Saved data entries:

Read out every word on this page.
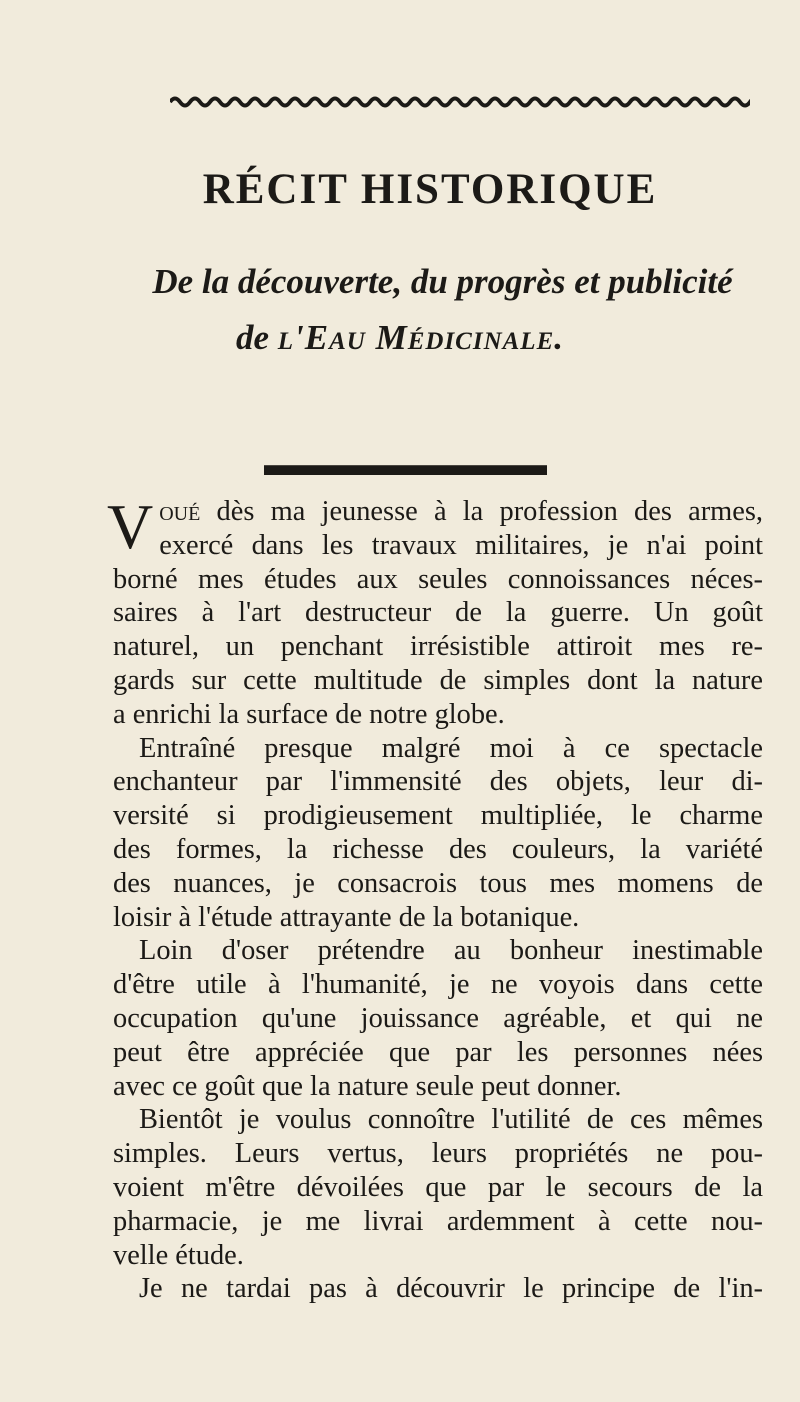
RÉCIT HISTORIQUE
De la découverte, du progrès et publicité
de l'Eau Médicinale.

V oué dès ma jeunesse à la profession des armes,
exercé dans les travaux militaires, je n'ai point
borné mes études aux seules connoissances néces-
saires à l'art destructeur de la guerre. Un goût
naturel, un penchant irrésistible attiroit mes re-
gards sur cette multitude de simples dont la nature
a enrichi la surface de notre globe.

Entraîné presque malgré moi à ce spectacle
enchanteur par l'immensité des objets, leur di-
versité si prodigieusement multipliée, le charme
des formes, la richesse des couleurs, la variété
des nuances, je consacrois tous mes momens de
loisir à l'étude attrayante de la botanique.

Loin d'oser prétendre au bonheur inestimable
d'être utile à l'humanité, je ne voyois dans cette
occupation qu'une jouissance agréable, et qui ne
peut être appréciée que par les personnes nées
avec ce goût que la nature seule peut donner.

Bientôt je voulus connoître l'utilité de ces mêmes
simples. Leurs vertus, leurs propriétés ne pou-
voient m'être dévoilées que par le secours de la
pharmacie, je me livrai ardemment à cette nou-
velle étude.

Je ne tardai pas à découvrir le principe de l'in-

» **Goal of the exercise**
Reproduce the whole listing exactly, but not the images in it.

» **Solved problem**
Read out every word on this page.
RÉCIT HISTORIQUE
De la découverte, du progrès et publicité
de l'Eau Médicinale.

V oué dès ma jeunesse à la profession des armes,
exercé dans les travaux militaires, je n'ai point
borné mes études aux seules connoissances néces-
saires à l'art destructeur de la guerre. Un goût
naturel, un penchant irrésistible attiroit mes re-
gards sur cette multitude de simples dont la nature
a enrichi la surface de notre globe.

Entraîné presque malgré moi à ce spectacle
enchanteur par l'immensité des objets, leur di-
versité si prodigieusement multipliée, le charme
des formes, la richesse des couleurs, la variété
des nuances, je consacrois tous mes momens de
loisir à l'étude attrayante de la botanique.

Loin d'oser prétendre au bonheur inestimable
d'être utile à l'humanité, je ne voyois dans cette
occupation qu'une jouissance agréable, et qui ne
peut être appréciée que par les personnes nées
avec ce goût que la nature seule peut donner.

Bientôt je voulus connoître l'utilité de ces mêmes
simples. Leurs vertus, leurs propriétés ne pou-
voient m'être dévoilées que par le secours de la
pharmacie, je me livrai ardemment à cette nou-
velle étude.

Je ne tardai pas à découvrir le principe de l'in-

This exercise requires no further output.